* **MATERIAL FOR THE TASK**
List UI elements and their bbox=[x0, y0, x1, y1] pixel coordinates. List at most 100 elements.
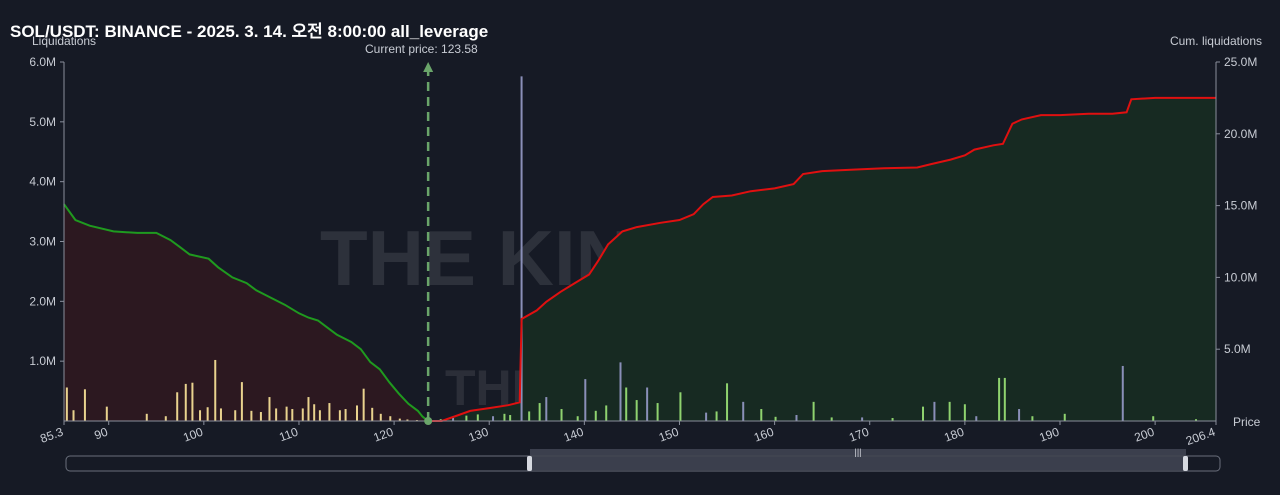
short-liquidation-bar bbox=[576, 416, 579, 421]
short-liquidation-bar bbox=[584, 379, 587, 421]
current-price-label: Current price: 123.58 bbox=[365, 42, 478, 56]
short-liquidation-bar bbox=[1003, 377, 1006, 421]
long-liquidation-bar bbox=[301, 408, 304, 421]
short-liquidation-bar bbox=[830, 417, 833, 421]
short-liquidation-bar bbox=[594, 410, 597, 421]
long-liquidation-bar bbox=[72, 410, 75, 421]
x-tick-label: 140 bbox=[562, 425, 586, 445]
long-liquidation-bar bbox=[371, 407, 374, 421]
x-tick-label: 100 bbox=[181, 425, 205, 445]
short-liquidation-bar bbox=[1063, 413, 1066, 421]
long-liquidation-bar bbox=[307, 397, 310, 421]
short-liquidation-bar bbox=[715, 411, 718, 421]
long-liquidation-bar bbox=[83, 389, 86, 421]
long-liquidation-bar bbox=[176, 392, 179, 421]
long-liquidation-bar bbox=[214, 359, 217, 421]
long-liquidation-bar bbox=[389, 416, 392, 421]
y-left-tick-label: 2.0M bbox=[29, 294, 56, 308]
short-liquidation-bar bbox=[922, 406, 925, 421]
short-liquidation-bar bbox=[476, 414, 479, 421]
short-liquidation-bar bbox=[948, 401, 951, 421]
x-tick-label: 160 bbox=[752, 425, 776, 445]
short-liquidation-bar bbox=[742, 401, 745, 421]
x-tick-label: 190 bbox=[1037, 425, 1061, 445]
short-liquidation-bar bbox=[528, 411, 531, 421]
current-price-dot bbox=[424, 417, 433, 425]
y-right-tick-label: 15.0M bbox=[1224, 199, 1257, 213]
short-liquidation-bar bbox=[492, 416, 495, 421]
short-liquidation-bar bbox=[1195, 419, 1198, 421]
y-left-tick-label: 3.0M bbox=[29, 235, 56, 249]
long-liquidation-bar bbox=[250, 410, 253, 421]
x-tick-label: 120 bbox=[372, 425, 396, 445]
short-liquidation-bar bbox=[625, 387, 628, 421]
y-right-tick-label: 25.0M bbox=[1224, 55, 1257, 69]
short-liquidation-bar bbox=[560, 409, 563, 421]
x-tick-label: 90 bbox=[92, 425, 110, 443]
short-cumulative-area bbox=[428, 97, 1217, 422]
short-liquidation-bar bbox=[605, 405, 608, 421]
short-liquidation-bar bbox=[646, 387, 649, 421]
long-liquidation-bar bbox=[199, 410, 202, 421]
short-liquidation-bar bbox=[933, 401, 936, 421]
x-tick-label: 130 bbox=[467, 425, 491, 445]
current-price-arrow-icon bbox=[423, 62, 434, 72]
short-liquidation-bar bbox=[520, 76, 523, 422]
scrollbar-thumb[interactable] bbox=[530, 457, 1186, 470]
long-liquidation-bar bbox=[379, 413, 382, 421]
y-right-axis-label: Cum. liquidations bbox=[1169, 34, 1262, 48]
y-left-tick-label: 4.0M bbox=[29, 175, 56, 189]
long-liquidation-bar bbox=[338, 410, 341, 421]
long-liquidation-bar bbox=[105, 406, 108, 421]
x-tick-label: 150 bbox=[657, 425, 681, 445]
scrollbar-left-handle[interactable] bbox=[527, 456, 532, 471]
short-liquidation-bar bbox=[452, 418, 455, 421]
x-tick-label: 200 bbox=[1133, 425, 1157, 445]
short-liquidation-bar bbox=[1121, 365, 1124, 421]
short-liquidation-bar bbox=[891, 418, 894, 421]
y-right-tick-label: 10.0M bbox=[1224, 270, 1257, 284]
long-liquidation-bar bbox=[318, 410, 321, 421]
long-liquidation-bar bbox=[362, 388, 365, 421]
long-liquidation-bar bbox=[291, 409, 294, 421]
short-liquidation-bar bbox=[861, 417, 864, 421]
long-liquidation-bar bbox=[313, 404, 316, 421]
long-liquidation-bar bbox=[406, 419, 409, 421]
scrollbar-thumb-top[interactable] bbox=[530, 449, 1186, 455]
long-liquidation-bar bbox=[240, 382, 243, 421]
y-left-axis-label: Liquidations bbox=[32, 34, 97, 48]
short-liquidation-bar bbox=[705, 412, 708, 421]
long-liquidation-bar bbox=[398, 418, 401, 421]
x-axis-label: Price bbox=[1233, 415, 1261, 429]
scrollbar-grip-icon[interactable]: ||| bbox=[854, 447, 861, 457]
short-liquidation-bar bbox=[812, 401, 815, 421]
long-liquidation-bar bbox=[164, 416, 167, 421]
long-liquidation-bar bbox=[234, 410, 237, 421]
long-liquidation-bar bbox=[344, 409, 347, 421]
scrollbar-right-handle[interactable] bbox=[1183, 456, 1188, 471]
short-liquidation-bar bbox=[1031, 416, 1034, 421]
long-liquidation-bar bbox=[259, 412, 262, 421]
short-liquidation-bar bbox=[1152, 416, 1155, 421]
short-liquidation-bar bbox=[963, 404, 966, 421]
y-right-tick-label: 20.0M bbox=[1224, 127, 1257, 141]
range-scrollbar[interactable]: ||| bbox=[65, 447, 1221, 472]
short-liquidation-bar bbox=[679, 392, 682, 421]
short-liquidation-bar bbox=[619, 362, 622, 421]
x-tick-label: 170 bbox=[847, 425, 871, 445]
short-liquidation-bar bbox=[760, 409, 763, 421]
scrollbar-track[interactable] bbox=[65, 455, 1221, 472]
short-liquidation-bar bbox=[656, 403, 659, 421]
short-liquidation-bar bbox=[795, 415, 798, 421]
long-liquidation-bar bbox=[355, 405, 358, 421]
x-tick-label: 180 bbox=[942, 425, 966, 445]
short-liquidation-bar bbox=[975, 416, 978, 421]
y-left-tick-label: 1.0M bbox=[29, 354, 56, 368]
long-liquidation-bar bbox=[268, 397, 271, 421]
x-tick-label: 110 bbox=[277, 425, 300, 445]
y-right-tick-label: 5.0M bbox=[1224, 342, 1251, 356]
long-liquidation-bar bbox=[206, 407, 209, 421]
long-liquidation-bar bbox=[145, 413, 148, 421]
short-liquidation-bar bbox=[1018, 409, 1021, 421]
long-liquidation-bar bbox=[191, 382, 194, 421]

* **WHAT NEEDS TO BE DONE**
Copy out every line of the records above without changing a character, and leave the pictures out.

* **FINAL RESULT**
List UI elements and their bbox=[x0, y0, x1, y1] pixel coordinates. List at most 100 elements.
short-liquidation-bar bbox=[576, 416, 579, 421]
short-liquidation-bar bbox=[584, 379, 587, 421]
current-price-label: Current price: 123.58 bbox=[365, 42, 478, 56]
short-liquidation-bar bbox=[1003, 377, 1006, 421]
long-liquidation-bar bbox=[301, 408, 304, 421]
short-liquidation-bar bbox=[830, 417, 833, 421]
short-liquidation-bar bbox=[594, 410, 597, 421]
long-liquidation-bar bbox=[72, 410, 75, 421]
x-tick-label: 140 bbox=[562, 425, 586, 445]
long-liquidation-bar bbox=[371, 407, 374, 421]
x-tick-label: 100 bbox=[181, 425, 205, 445]
short-liquidation-bar bbox=[1063, 413, 1066, 421]
long-liquidation-bar bbox=[307, 397, 310, 421]
short-liquidation-bar bbox=[715, 411, 718, 421]
long-liquidation-bar bbox=[83, 389, 86, 421]
long-liquidation-bar bbox=[176, 392, 179, 421]
long-liquidation-bar bbox=[214, 359, 217, 421]
long-liquidation-bar bbox=[389, 416, 392, 421]
y-left-tick-label: 2.0M bbox=[29, 294, 56, 308]
short-liquidation-bar bbox=[922, 406, 925, 421]
short-liquidation-bar bbox=[476, 414, 479, 421]
short-liquidation-bar bbox=[948, 401, 951, 421]
x-tick-label: 160 bbox=[752, 425, 776, 445]
short-liquidation-bar bbox=[742, 401, 745, 421]
x-tick-label: 190 bbox=[1037, 425, 1061, 445]
short-liquidation-bar bbox=[528, 411, 531, 421]
current-price-dot bbox=[424, 417, 433, 425]
y-right-tick-label: 15.0M bbox=[1224, 199, 1257, 213]
short-liquidation-bar bbox=[492, 416, 495, 421]
short-liquidation-bar bbox=[1195, 419, 1198, 421]
y-left-tick-label: 3.0M bbox=[29, 235, 56, 249]
long-liquidation-bar bbox=[250, 410, 253, 421]
x-tick-label: 120 bbox=[372, 425, 396, 445]
short-liquidation-bar bbox=[625, 387, 628, 421]
y-right-tick-label: 25.0M bbox=[1224, 55, 1257, 69]
short-liquidation-bar bbox=[560, 409, 563, 421]
x-tick-label: 90 bbox=[92, 425, 110, 443]
short-cumulative-area bbox=[428, 97, 1217, 422]
short-liquidation-bar bbox=[605, 405, 608, 421]
short-liquidation-bar bbox=[646, 387, 649, 421]
long-liquidation-bar bbox=[199, 410, 202, 421]
short-liquidation-bar bbox=[933, 401, 936, 421]
x-tick-label: 130 bbox=[467, 425, 491, 445]
current-price-arrow-icon bbox=[423, 62, 434, 72]
short-liquidation-bar bbox=[520, 76, 523, 422]
scrollbar-thumb[interactable] bbox=[530, 457, 1186, 470]
long-liquidation-bar bbox=[379, 413, 382, 421]
y-right-axis-label: Cum. liquidations bbox=[1169, 34, 1262, 48]
y-left-tick-label: 4.0M bbox=[29, 175, 56, 189]
long-liquidation-bar bbox=[338, 410, 341, 421]
long-liquidation-bar bbox=[105, 406, 108, 421]
x-tick-label: 150 bbox=[657, 425, 681, 445]
scrollbar-left-handle[interactable] bbox=[527, 456, 532, 471]
short-liquidation-bar bbox=[452, 418, 455, 421]
x-tick-label: 200 bbox=[1133, 425, 1157, 445]
short-liquidation-bar bbox=[1121, 365, 1124, 421]
short-liquidation-bar bbox=[891, 418, 894, 421]
y-right-tick-label: 10.0M bbox=[1224, 270, 1257, 284]
long-liquidation-bar bbox=[318, 410, 321, 421]
long-liquidation-bar bbox=[362, 388, 365, 421]
long-liquidation-bar bbox=[291, 409, 294, 421]
short-liquidation-bar bbox=[861, 417, 864, 421]
long-liquidation-bar bbox=[313, 404, 316, 421]
long-liquidation-bar bbox=[406, 419, 409, 421]
scrollbar-thumb-top[interactable] bbox=[530, 449, 1186, 455]
long-liquidation-bar bbox=[240, 382, 243, 421]
y-left-axis-label: Liquidations bbox=[32, 34, 97, 48]
short-liquidation-bar bbox=[705, 412, 708, 421]
long-liquidation-bar bbox=[398, 418, 401, 421]
x-axis-label: Price bbox=[1233, 415, 1261, 429]
scrollbar-grip-icon[interactable]: ||| bbox=[854, 447, 861, 457]
short-liquidation-bar bbox=[812, 401, 815, 421]
long-liquidation-bar bbox=[164, 416, 167, 421]
long-liquidation-bar bbox=[234, 410, 237, 421]
long-liquidation-bar bbox=[344, 409, 347, 421]
scrollbar-right-handle[interactable] bbox=[1183, 456, 1188, 471]
short-liquidation-bar bbox=[1031, 416, 1034, 421]
long-liquidation-bar bbox=[259, 412, 262, 421]
short-liquidation-bar bbox=[1152, 416, 1155, 421]
short-liquidation-bar bbox=[963, 404, 966, 421]
y-right-tick-label: 20.0M bbox=[1224, 127, 1257, 141]
range-scrollbar[interactable]: ||| bbox=[65, 447, 1221, 472]
short-liquidation-bar bbox=[679, 392, 682, 421]
short-liquidation-bar bbox=[619, 362, 622, 421]
x-tick-label: 170 bbox=[847, 425, 871, 445]
short-liquidation-bar bbox=[760, 409, 763, 421]
scrollbar-track[interactable] bbox=[65, 455, 1221, 472]
short-liquidation-bar bbox=[656, 403, 659, 421]
short-liquidation-bar bbox=[795, 415, 798, 421]
long-liquidation-bar bbox=[355, 405, 358, 421]
x-tick-label: 180 bbox=[942, 425, 966, 445]
short-liquidation-bar bbox=[975, 416, 978, 421]
y-left-tick-label: 1.0M bbox=[29, 354, 56, 368]
long-liquidation-bar bbox=[268, 397, 271, 421]
x-tick-label: 110 bbox=[277, 425, 300, 445]
y-right-tick-label: 5.0M bbox=[1224, 342, 1251, 356]
long-liquidation-bar bbox=[206, 407, 209, 421]
long-liquidation-bar bbox=[145, 413, 148, 421]
short-liquidation-bar bbox=[1018, 409, 1021, 421]
long-liquidation-bar bbox=[191, 382, 194, 421]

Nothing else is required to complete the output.